Brief
Pictures should be excluded; otherwise, copy every entry exactly.
++++ Recorded information
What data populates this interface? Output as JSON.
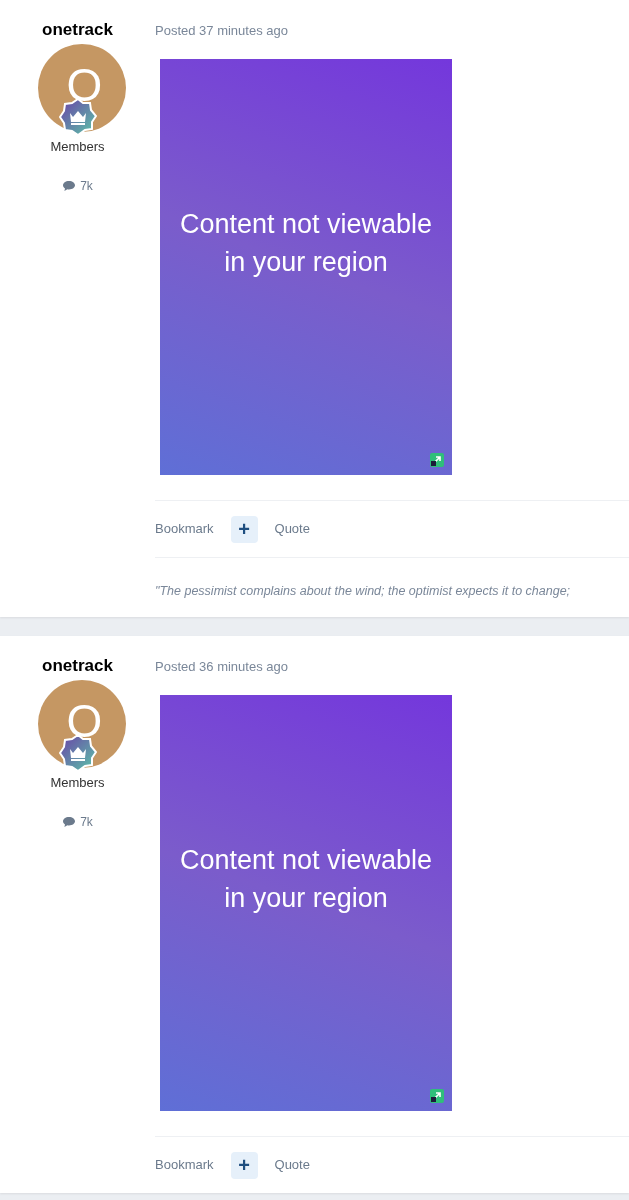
{
  "posts": [
    {
      "author": "onetrack",
      "avatar_letter": "O",
      "group": "Members",
      "post_count": "7k",
      "posted": "Posted 37 minutes ago",
      "embed": {
        "lines": [
          "Content not viewable",
          "in your region"
        ]
      },
      "actions": {
        "bookmark": "Bookmark",
        "add": "+",
        "quote": "Quote"
      },
      "signature": "\"The pessimist complains about the wind; the optimist expects it to change;"
    },
    {
      "author": "onetrack",
      "avatar_letter": "O",
      "group": "Members",
      "post_count": "7k",
      "posted": "Posted 36 minutes ago",
      "embed": {
        "lines": [
          "Content not viewable",
          "in your region"
        ]
      },
      "actions": {
        "bookmark": "Bookmark",
        "add": "+",
        "quote": "Quote"
      }
    }
  ]
}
++++++++
Correct output
What data populates this interface? Output as JSON.
{
  "posts": [
    {
      "author": "onetrack",
      "avatar_letter": "O",
      "group": "Members",
      "post_count": "7k",
      "posted": "Posted 37 minutes ago",
      "embed": {
        "lines": [
          "Content not viewable",
          "in your region"
        ]
      },
      "actions": {
        "bookmark": "Bookmark",
        "add": "+",
        "quote": "Quote"
      },
      "signature": "\"The pessimist complains about the wind; the optimist expects it to change;"
    },
    {
      "author": "onetrack",
      "avatar_letter": "O",
      "group": "Members",
      "post_count": "7k",
      "posted": "Posted 36 minutes ago",
      "embed": {
        "lines": [
          "Content not viewable",
          "in your region"
        ]
      },
      "actions": {
        "bookmark": "Bookmark",
        "add": "+",
        "quote": "Quote"
      }
    }
  ]
}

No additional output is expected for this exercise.